*** Input data ***

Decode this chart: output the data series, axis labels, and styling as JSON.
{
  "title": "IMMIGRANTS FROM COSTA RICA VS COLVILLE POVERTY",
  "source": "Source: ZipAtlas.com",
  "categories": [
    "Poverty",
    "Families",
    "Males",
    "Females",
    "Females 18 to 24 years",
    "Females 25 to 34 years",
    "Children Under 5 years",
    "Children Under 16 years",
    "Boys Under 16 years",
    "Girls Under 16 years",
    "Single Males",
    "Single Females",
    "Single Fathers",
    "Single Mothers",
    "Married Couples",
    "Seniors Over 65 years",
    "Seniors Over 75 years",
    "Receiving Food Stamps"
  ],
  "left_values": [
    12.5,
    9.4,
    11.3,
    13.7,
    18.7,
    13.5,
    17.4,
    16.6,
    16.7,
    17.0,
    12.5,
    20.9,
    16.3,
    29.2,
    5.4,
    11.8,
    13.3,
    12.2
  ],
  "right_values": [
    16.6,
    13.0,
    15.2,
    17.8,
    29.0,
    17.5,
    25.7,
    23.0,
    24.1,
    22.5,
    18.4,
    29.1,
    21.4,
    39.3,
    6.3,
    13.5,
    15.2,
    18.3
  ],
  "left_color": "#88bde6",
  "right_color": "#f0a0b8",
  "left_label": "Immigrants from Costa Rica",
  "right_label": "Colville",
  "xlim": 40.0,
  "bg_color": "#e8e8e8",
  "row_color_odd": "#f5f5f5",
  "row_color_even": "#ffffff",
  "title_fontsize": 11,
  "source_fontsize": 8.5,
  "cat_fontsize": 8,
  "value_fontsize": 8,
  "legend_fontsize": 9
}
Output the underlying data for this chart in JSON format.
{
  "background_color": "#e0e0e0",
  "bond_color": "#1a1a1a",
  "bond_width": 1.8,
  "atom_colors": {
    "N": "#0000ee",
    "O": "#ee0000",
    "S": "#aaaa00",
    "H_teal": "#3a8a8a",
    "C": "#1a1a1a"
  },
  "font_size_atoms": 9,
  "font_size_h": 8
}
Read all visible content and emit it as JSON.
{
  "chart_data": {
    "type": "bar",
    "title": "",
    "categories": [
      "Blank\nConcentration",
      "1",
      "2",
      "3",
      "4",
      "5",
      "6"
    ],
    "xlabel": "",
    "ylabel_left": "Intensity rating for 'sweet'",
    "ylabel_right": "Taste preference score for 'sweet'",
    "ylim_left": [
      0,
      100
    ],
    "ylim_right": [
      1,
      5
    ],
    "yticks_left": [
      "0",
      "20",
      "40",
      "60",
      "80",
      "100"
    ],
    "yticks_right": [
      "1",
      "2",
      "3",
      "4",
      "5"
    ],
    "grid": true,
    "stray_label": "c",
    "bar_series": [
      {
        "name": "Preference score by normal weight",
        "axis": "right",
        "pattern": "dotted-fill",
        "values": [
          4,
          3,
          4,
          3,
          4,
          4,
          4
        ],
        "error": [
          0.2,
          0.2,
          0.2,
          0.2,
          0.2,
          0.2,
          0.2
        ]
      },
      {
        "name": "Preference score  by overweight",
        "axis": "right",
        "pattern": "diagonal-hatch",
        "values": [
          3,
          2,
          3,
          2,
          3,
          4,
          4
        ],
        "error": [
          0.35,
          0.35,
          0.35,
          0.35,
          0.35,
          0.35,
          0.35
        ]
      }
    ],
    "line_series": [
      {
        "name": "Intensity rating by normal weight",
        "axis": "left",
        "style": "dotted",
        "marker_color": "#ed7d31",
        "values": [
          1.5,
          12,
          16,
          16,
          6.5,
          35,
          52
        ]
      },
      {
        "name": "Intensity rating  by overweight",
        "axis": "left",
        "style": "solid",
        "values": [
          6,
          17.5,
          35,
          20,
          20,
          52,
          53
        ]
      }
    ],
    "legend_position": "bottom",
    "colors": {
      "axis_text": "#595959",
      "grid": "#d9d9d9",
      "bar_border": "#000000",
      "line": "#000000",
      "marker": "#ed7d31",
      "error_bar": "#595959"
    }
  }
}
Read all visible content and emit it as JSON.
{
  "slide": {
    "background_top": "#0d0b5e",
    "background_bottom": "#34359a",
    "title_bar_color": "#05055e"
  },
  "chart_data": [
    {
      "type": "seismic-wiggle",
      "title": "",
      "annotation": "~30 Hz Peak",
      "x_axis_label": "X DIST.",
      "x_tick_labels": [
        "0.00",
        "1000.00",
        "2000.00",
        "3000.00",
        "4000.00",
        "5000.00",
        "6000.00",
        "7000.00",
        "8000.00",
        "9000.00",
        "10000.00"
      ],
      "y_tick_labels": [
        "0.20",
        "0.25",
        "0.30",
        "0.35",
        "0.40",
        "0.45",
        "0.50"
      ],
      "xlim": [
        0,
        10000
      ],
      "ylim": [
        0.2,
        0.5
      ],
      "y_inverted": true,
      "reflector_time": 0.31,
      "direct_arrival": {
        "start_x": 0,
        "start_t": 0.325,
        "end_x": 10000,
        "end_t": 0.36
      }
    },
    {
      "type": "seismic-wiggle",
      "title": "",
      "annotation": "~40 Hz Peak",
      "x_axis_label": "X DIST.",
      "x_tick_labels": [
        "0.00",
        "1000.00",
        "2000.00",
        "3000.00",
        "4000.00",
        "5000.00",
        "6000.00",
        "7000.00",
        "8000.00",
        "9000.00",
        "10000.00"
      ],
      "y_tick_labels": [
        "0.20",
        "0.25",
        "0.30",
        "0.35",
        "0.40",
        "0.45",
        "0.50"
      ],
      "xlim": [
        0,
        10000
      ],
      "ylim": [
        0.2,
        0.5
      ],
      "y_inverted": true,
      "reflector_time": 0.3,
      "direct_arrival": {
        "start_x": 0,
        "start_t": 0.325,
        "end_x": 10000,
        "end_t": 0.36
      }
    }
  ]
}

***

* [Task details]: Make a copy of each line that contains the string "Children".

* [Exercise response]:
    "Children Under 5 years",
    "Children Under 16 years",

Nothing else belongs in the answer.